WHAT YOU NEED TO DO:
Make an exact copy of each entry, leaving out every picture.

(Figure record listings)

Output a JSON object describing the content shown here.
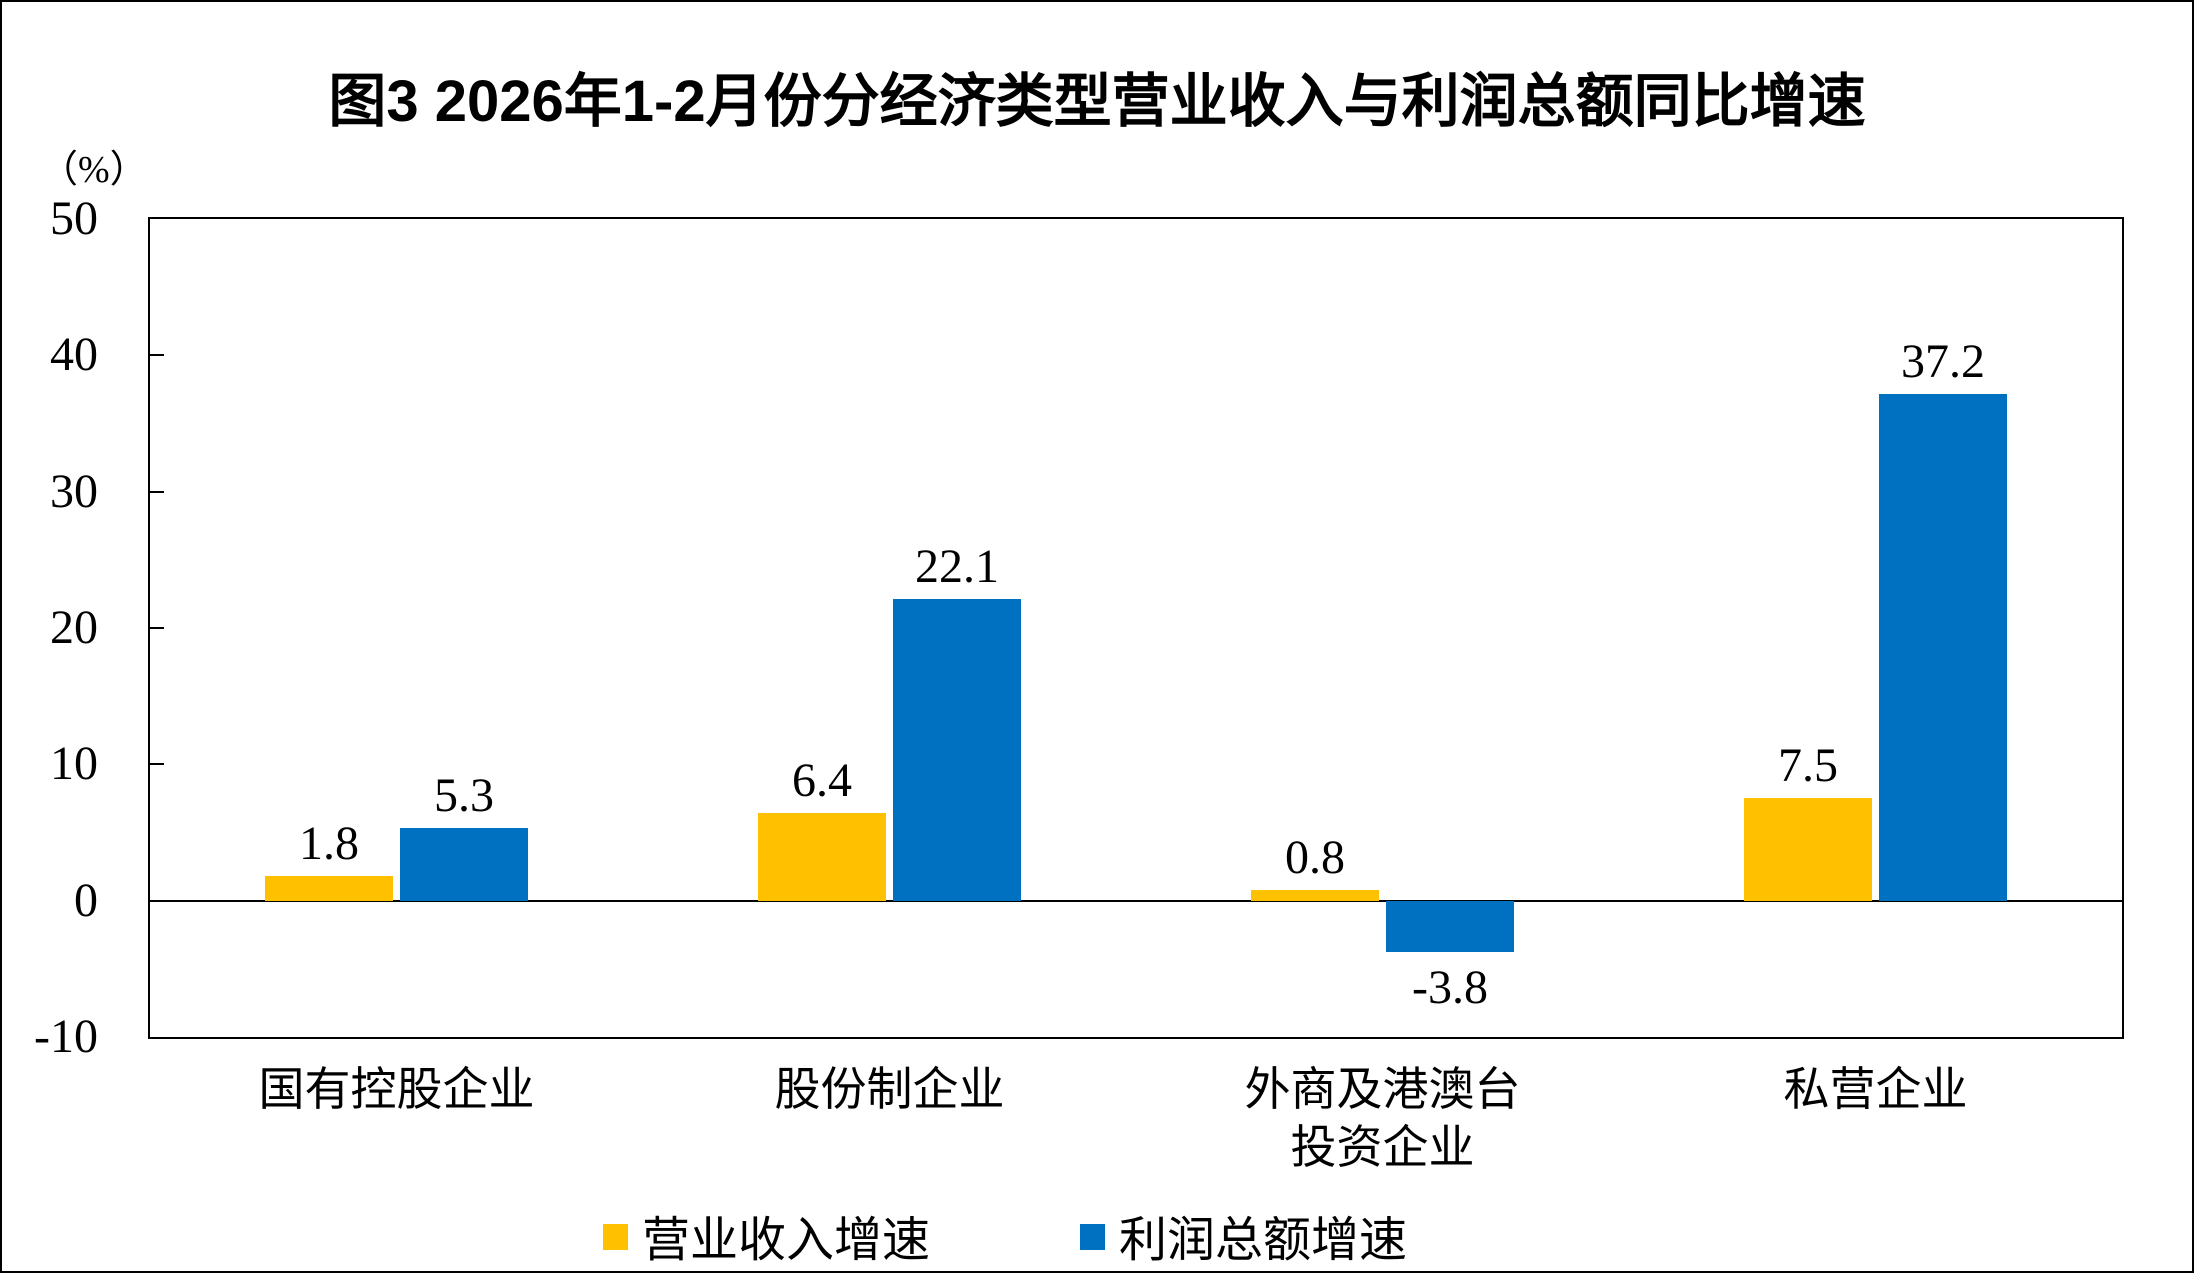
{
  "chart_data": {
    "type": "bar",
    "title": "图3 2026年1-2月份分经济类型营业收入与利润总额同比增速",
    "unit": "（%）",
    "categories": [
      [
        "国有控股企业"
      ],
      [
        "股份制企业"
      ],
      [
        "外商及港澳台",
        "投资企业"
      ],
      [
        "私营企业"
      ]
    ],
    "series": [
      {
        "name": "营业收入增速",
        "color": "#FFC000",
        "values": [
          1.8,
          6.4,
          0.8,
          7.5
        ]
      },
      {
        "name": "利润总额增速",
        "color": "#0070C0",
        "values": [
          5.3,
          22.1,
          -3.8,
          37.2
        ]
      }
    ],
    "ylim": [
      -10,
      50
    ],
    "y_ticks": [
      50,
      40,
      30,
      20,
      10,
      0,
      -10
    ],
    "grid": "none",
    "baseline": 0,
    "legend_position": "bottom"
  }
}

SOLUTION TO THIS EXERCISE:
Output a JSON object describing the content shown here.
{
  "chart_data": {
    "type": "bar",
    "title": "图3 2026年1-2月份分经济类型营业收入与利润总额同比增速",
    "unit": "（%）",
    "categories": [
      [
        "国有控股企业"
      ],
      [
        "股份制企业"
      ],
      [
        "外商及港澳台",
        "投资企业"
      ],
      [
        "私营企业"
      ]
    ],
    "series": [
      {
        "name": "营业收入增速",
        "color": "#FFC000",
        "values": [
          1.8,
          6.4,
          0.8,
          7.5
        ]
      },
      {
        "name": "利润总额增速",
        "color": "#0070C0",
        "values": [
          5.3,
          22.1,
          -3.8,
          37.2
        ]
      }
    ],
    "ylim": [
      -10,
      50
    ],
    "y_ticks": [
      50,
      40,
      30,
      20,
      10,
      0,
      -10
    ],
    "grid": "none",
    "baseline": 0,
    "legend_position": "bottom"
  }
}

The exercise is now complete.